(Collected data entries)
● ● ●

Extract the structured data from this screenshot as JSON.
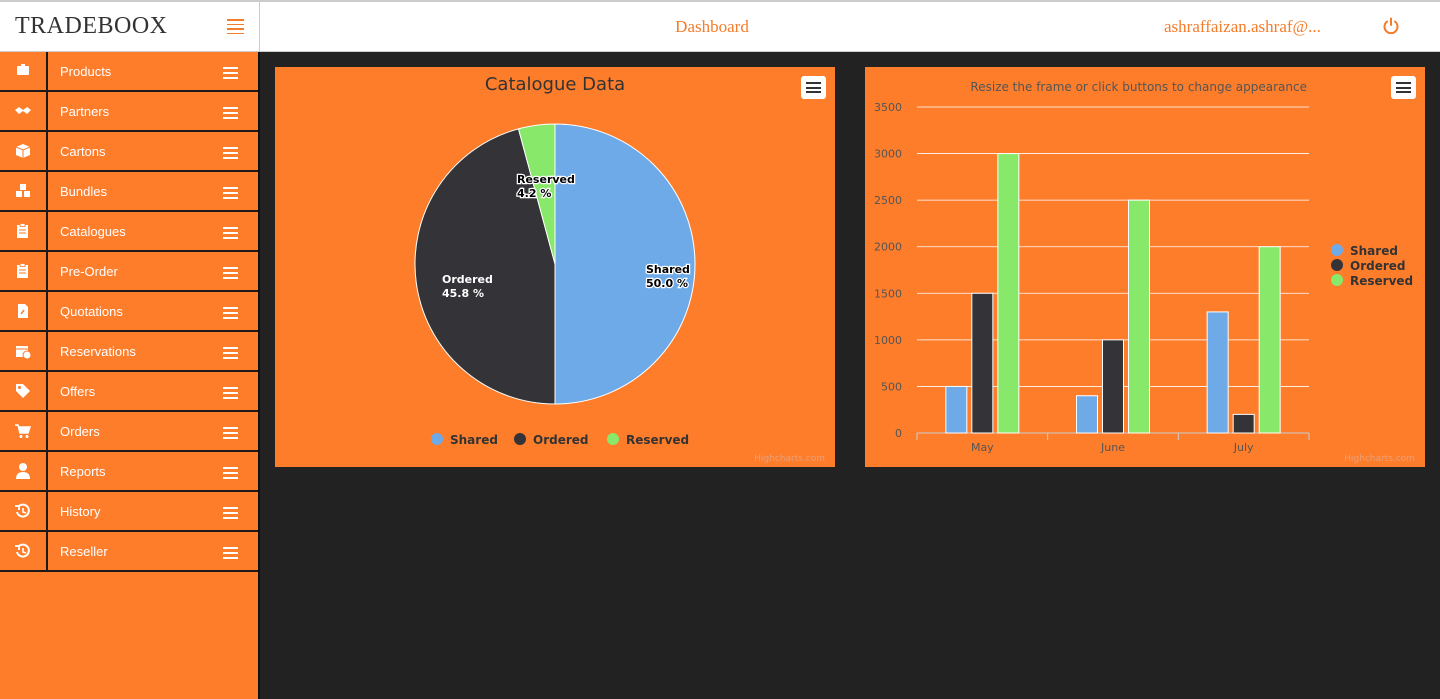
{
  "header": {
    "brand": "TRADEBOOX",
    "title": "Dashboard",
    "user": "ashraffaizan.ashraf@..."
  },
  "sidebar": {
    "items": [
      {
        "label": "Products",
        "icon": "products-icon"
      },
      {
        "label": "Partners",
        "icon": "handshake-icon"
      },
      {
        "label": "Cartons",
        "icon": "box-icon"
      },
      {
        "label": "Bundles",
        "icon": "bundles-icon"
      },
      {
        "label": "Catalogues",
        "icon": "clipboard-icon"
      },
      {
        "label": "Pre-Order",
        "icon": "clipboard-icon"
      },
      {
        "label": "Quotations",
        "icon": "document-icon"
      },
      {
        "label": "Reservations",
        "icon": "calendar-icon"
      },
      {
        "label": "Offers",
        "icon": "tag-icon"
      },
      {
        "label": "Orders",
        "icon": "cart-icon"
      },
      {
        "label": "Reports",
        "icon": "user-icon"
      },
      {
        "label": "History",
        "icon": "history-icon"
      },
      {
        "label": "Reseller",
        "icon": "history-icon"
      }
    ]
  },
  "colors": {
    "accent": "#fd7d2b",
    "shared": "#6eaae8",
    "ordered": "#333338",
    "reserved": "#88e86a",
    "background": "#222222"
  },
  "chart_data": [
    {
      "type": "pie",
      "title": "Catalogue Data",
      "categories": [
        "Shared",
        "Ordered",
        "Reserved"
      ],
      "values": [
        50.0,
        45.8,
        4.2
      ],
      "data_labels": [
        "50.0 %",
        "45.8 %",
        "4.2 %"
      ],
      "legend": "bottom-center",
      "credits": "Highcharts.com"
    },
    {
      "type": "bar",
      "title": "",
      "subtitle": "Resize the frame or click buttons to change appearance",
      "categories": [
        "May",
        "June",
        "July"
      ],
      "series": [
        {
          "name": "Shared",
          "values": [
            500,
            400,
            1300
          ]
        },
        {
          "name": "Ordered",
          "values": [
            1500,
            1000,
            200
          ]
        },
        {
          "name": "Reserved",
          "values": [
            3000,
            2500,
            2000
          ]
        }
      ],
      "yticks": [
        "0",
        "500",
        "1000",
        "1500",
        "2000",
        "2500",
        "3000",
        "3500"
      ],
      "ylim": [
        0,
        3500
      ],
      "grid": true,
      "legend": "right-middle",
      "credits": "Highcharts.com"
    }
  ]
}
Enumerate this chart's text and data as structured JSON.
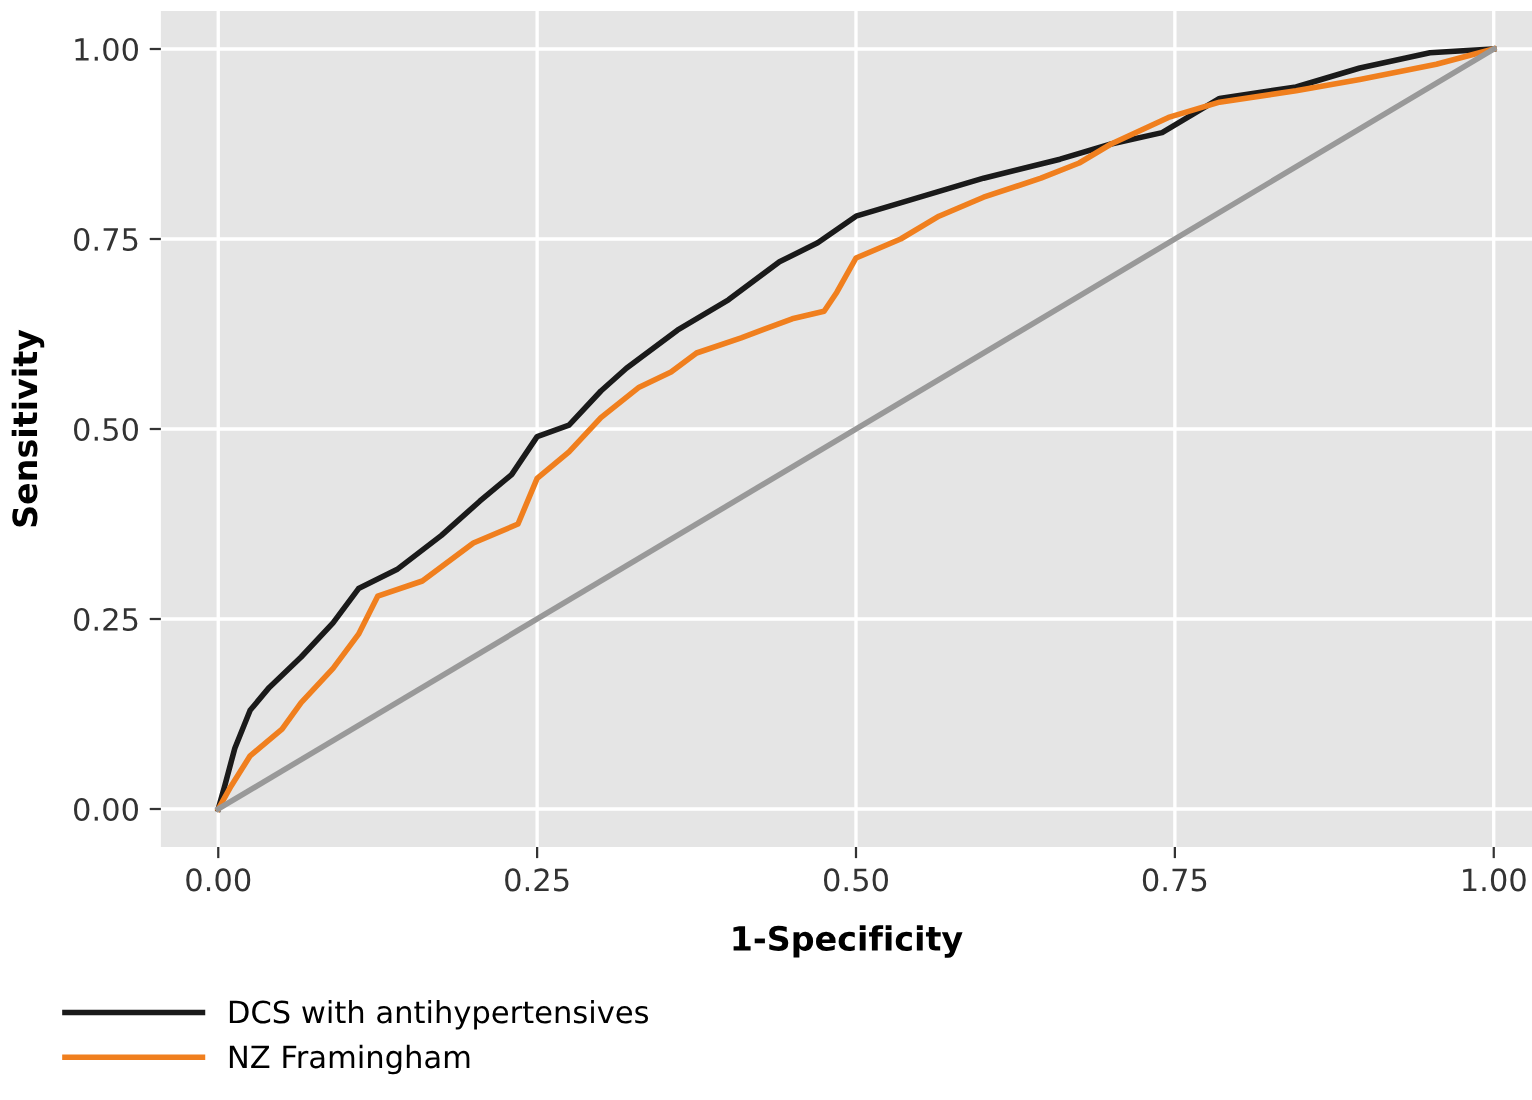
{
  "chart_data": {
    "type": "line",
    "xlabel": "1-Specificity",
    "ylabel": "Sensitivity",
    "xlim": [
      -0.045,
      1.03
    ],
    "ylim": [
      -0.05,
      1.05
    ],
    "xticks": [
      {
        "value": 0,
        "label": "0.00"
      },
      {
        "value": 0.25,
        "label": "0.25"
      },
      {
        "value": 0.5,
        "label": "0.50"
      },
      {
        "value": 0.75,
        "label": "0.75"
      },
      {
        "value": 1,
        "label": "1.00"
      }
    ],
    "yticks": [
      {
        "value": 0,
        "label": "0.00"
      },
      {
        "value": 0.25,
        "label": "0.25"
      },
      {
        "value": 0.5,
        "label": "0.50"
      },
      {
        "value": 0.75,
        "label": "0.75"
      },
      {
        "value": 1,
        "label": "1.00"
      }
    ],
    "grid": true,
    "legend": "bottom left",
    "series": [
      {
        "name": "DCS with antihypertensives",
        "color": "#1a1a1a",
        "x": [
          0,
          0.005,
          0.013,
          0.025,
          0.04,
          0.065,
          0.09,
          0.11,
          0.14,
          0.175,
          0.205,
          0.23,
          0.25,
          0.275,
          0.3,
          0.32,
          0.36,
          0.4,
          0.44,
          0.47,
          0.5,
          0.55,
          0.6,
          0.66,
          0.7,
          0.74,
          0.785,
          0.845,
          0.895,
          0.95,
          1
        ],
        "values": [
          0,
          0.03,
          0.08,
          0.13,
          0.16,
          0.2,
          0.245,
          0.29,
          0.315,
          0.36,
          0.405,
          0.44,
          0.49,
          0.505,
          0.55,
          0.58,
          0.63,
          0.67,
          0.72,
          0.745,
          0.78,
          0.805,
          0.83,
          0.855,
          0.875,
          0.89,
          0.935,
          0.95,
          0.975,
          0.995,
          1
        ]
      },
      {
        "name": "NZ Framingham",
        "color": "#f07f1e",
        "x": [
          0,
          0.01,
          0.025,
          0.05,
          0.065,
          0.09,
          0.11,
          0.125,
          0.16,
          0.2,
          0.235,
          0.25,
          0.275,
          0.3,
          0.33,
          0.355,
          0.375,
          0.41,
          0.45,
          0.475,
          0.485,
          0.5,
          0.535,
          0.565,
          0.6,
          0.645,
          0.675,
          0.7,
          0.745,
          0.785,
          0.845,
          0.895,
          0.955,
          1
        ],
        "values": [
          0,
          0.03,
          0.07,
          0.105,
          0.14,
          0.185,
          0.23,
          0.28,
          0.3,
          0.35,
          0.375,
          0.435,
          0.47,
          0.515,
          0.555,
          0.575,
          0.6,
          0.62,
          0.645,
          0.655,
          0.68,
          0.725,
          0.75,
          0.78,
          0.805,
          0.83,
          0.85,
          0.875,
          0.91,
          0.93,
          0.945,
          0.96,
          0.98,
          1
        ]
      },
      {
        "type": "line",
        "color": "#999999",
        "x": [
          0,
          1
        ],
        "values": [
          0,
          1
        ]
      }
    ]
  }
}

● ● ●

- Prompt:
Show every line of the listing in which the string "bottom" can be found.

- Answer to the task:
      "legend": "bottom-center",
    "legend": "bottom left",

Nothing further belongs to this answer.